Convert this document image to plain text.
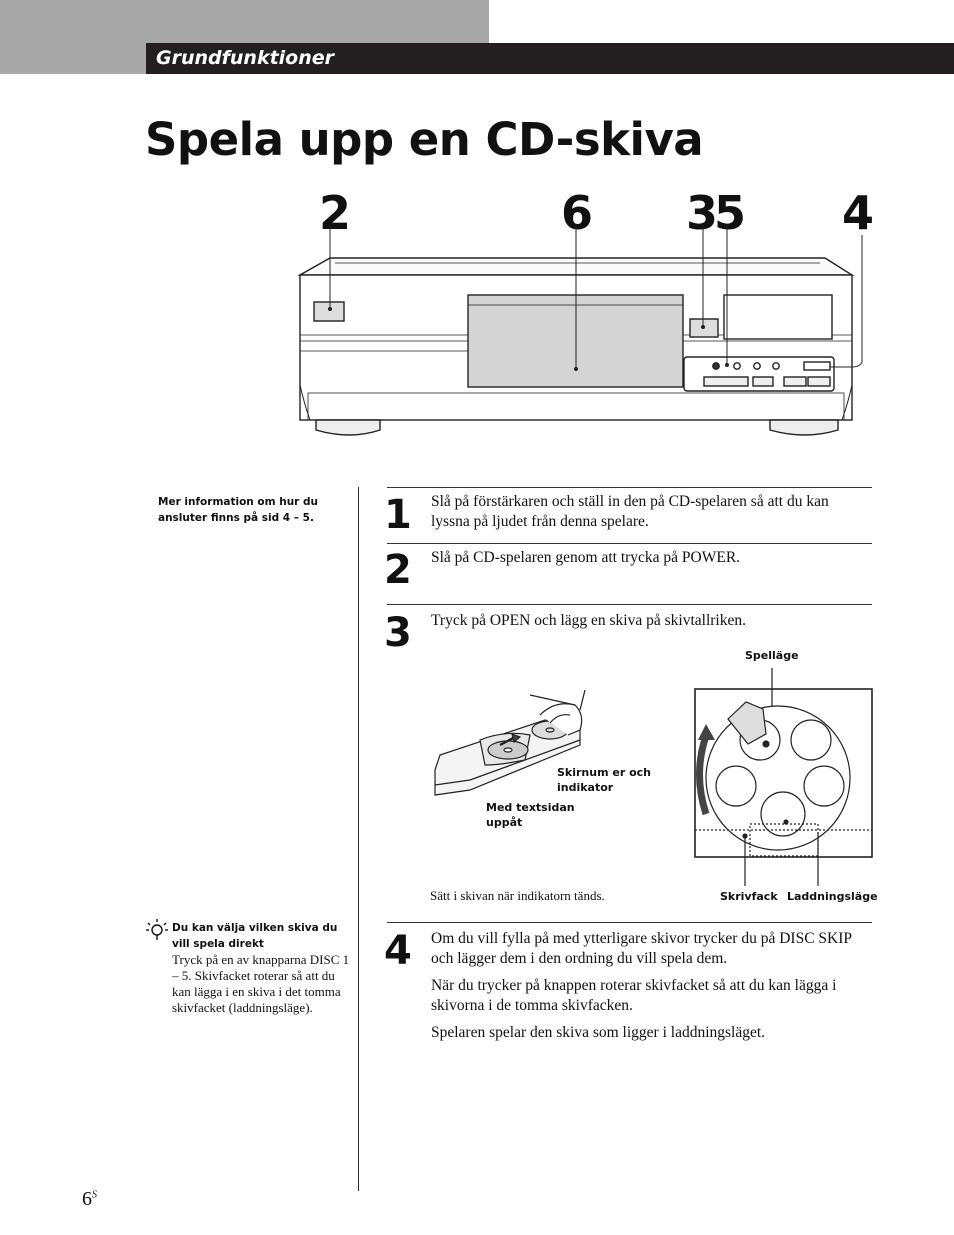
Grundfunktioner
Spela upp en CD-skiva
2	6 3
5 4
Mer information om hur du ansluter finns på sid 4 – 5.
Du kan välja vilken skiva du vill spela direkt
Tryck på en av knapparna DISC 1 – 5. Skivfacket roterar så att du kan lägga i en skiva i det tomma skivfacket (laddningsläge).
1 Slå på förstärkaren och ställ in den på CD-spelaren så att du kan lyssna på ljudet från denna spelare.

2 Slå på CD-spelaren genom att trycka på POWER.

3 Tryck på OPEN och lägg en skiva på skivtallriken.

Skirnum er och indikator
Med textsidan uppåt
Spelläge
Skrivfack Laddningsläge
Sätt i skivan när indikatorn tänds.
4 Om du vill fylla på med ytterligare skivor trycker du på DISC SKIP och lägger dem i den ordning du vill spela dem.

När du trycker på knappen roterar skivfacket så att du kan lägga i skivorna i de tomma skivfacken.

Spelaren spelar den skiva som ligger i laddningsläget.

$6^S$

==

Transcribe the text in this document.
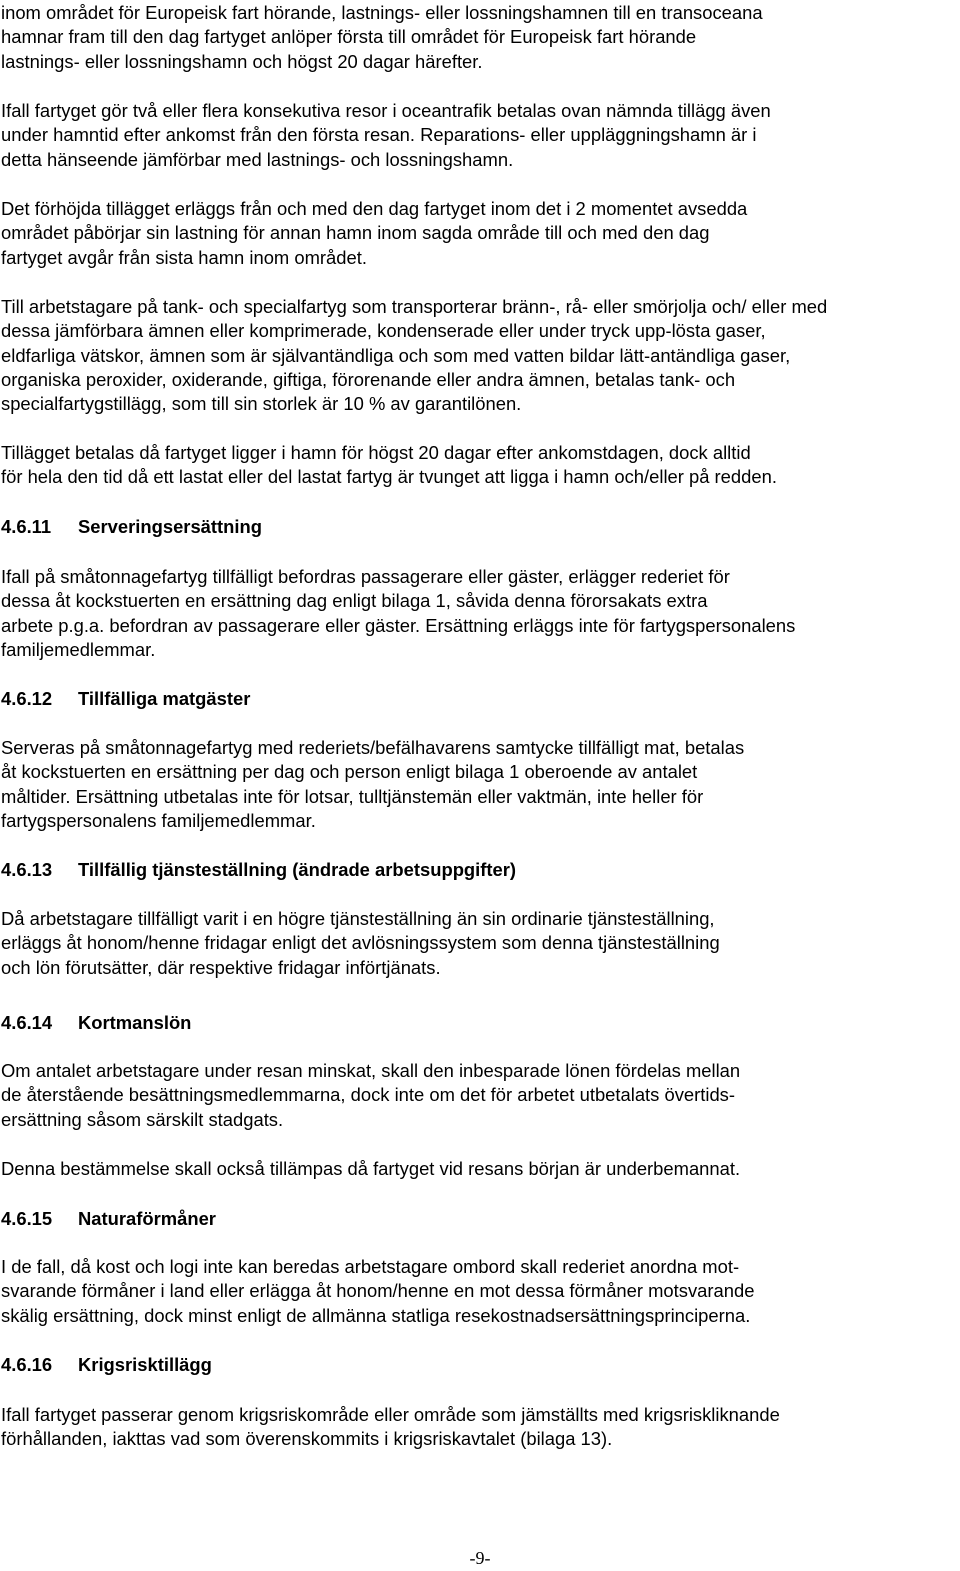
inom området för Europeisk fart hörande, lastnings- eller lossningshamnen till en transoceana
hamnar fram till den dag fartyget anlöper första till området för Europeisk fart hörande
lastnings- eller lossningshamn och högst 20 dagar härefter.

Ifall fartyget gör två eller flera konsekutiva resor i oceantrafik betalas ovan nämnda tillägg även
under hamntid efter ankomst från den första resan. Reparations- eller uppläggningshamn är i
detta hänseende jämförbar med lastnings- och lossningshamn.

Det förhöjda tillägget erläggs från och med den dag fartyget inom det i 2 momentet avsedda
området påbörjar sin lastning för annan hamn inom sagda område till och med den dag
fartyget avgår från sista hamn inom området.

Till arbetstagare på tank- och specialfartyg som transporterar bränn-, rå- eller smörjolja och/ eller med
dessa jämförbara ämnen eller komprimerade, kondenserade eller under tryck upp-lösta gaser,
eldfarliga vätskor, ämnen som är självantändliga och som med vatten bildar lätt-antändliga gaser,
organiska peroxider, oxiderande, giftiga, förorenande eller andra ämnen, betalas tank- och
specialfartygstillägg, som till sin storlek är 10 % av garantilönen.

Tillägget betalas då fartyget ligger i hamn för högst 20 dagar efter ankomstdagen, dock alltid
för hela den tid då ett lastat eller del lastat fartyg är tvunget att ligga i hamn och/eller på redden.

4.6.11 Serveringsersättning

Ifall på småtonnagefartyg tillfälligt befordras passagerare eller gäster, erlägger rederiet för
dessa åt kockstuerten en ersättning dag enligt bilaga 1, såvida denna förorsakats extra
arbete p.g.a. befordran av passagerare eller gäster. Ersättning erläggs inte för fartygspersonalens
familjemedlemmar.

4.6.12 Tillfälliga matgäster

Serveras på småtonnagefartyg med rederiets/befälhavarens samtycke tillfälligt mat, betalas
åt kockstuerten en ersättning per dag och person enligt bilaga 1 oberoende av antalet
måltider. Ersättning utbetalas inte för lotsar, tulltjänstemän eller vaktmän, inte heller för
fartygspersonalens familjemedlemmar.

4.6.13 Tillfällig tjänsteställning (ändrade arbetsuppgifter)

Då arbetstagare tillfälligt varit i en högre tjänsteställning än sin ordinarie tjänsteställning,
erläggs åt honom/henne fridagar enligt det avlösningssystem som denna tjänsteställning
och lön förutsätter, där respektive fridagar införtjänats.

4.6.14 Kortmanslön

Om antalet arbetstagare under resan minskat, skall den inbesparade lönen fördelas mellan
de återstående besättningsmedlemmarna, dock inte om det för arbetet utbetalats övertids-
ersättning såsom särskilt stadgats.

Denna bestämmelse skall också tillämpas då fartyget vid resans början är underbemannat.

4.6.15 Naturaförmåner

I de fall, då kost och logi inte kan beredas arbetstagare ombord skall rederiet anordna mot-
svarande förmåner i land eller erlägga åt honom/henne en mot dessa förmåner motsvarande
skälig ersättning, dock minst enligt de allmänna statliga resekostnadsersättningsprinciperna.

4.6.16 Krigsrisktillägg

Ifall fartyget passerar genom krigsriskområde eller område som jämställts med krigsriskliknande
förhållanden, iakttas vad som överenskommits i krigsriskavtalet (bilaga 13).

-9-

> **Task instructions**
Whenever a line above includes "tjänsteställning", copy it in full.

> **Task solution**
4.6.13 Tillfällig tjänsteställning (ändrade arbetsuppgifter)
Då arbetstagare tillfälligt varit i en högre tjänsteställning än sin ordinarie tjänsteställning,
erläggs åt honom/henne fridagar enligt det avlösningssystem som denna tjänsteställning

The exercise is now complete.